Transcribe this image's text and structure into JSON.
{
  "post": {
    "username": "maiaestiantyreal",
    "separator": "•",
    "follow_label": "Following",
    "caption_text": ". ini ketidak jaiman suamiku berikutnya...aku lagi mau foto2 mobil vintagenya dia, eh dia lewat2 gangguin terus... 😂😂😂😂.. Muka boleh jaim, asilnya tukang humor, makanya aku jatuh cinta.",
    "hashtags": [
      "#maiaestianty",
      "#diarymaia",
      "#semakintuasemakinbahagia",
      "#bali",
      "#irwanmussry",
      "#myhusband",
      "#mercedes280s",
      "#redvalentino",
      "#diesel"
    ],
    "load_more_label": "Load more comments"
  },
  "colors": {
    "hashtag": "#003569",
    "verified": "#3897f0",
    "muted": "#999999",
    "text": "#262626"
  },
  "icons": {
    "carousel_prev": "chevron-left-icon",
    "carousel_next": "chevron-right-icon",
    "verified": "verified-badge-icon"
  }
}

-*-*-

> _TO BE DONE_:
Pull every line containing "chevron" from the data.

> _RESULT_:
    "carousel_prev": "chevron-left-icon",
    "carousel_next": "chevron-right-icon",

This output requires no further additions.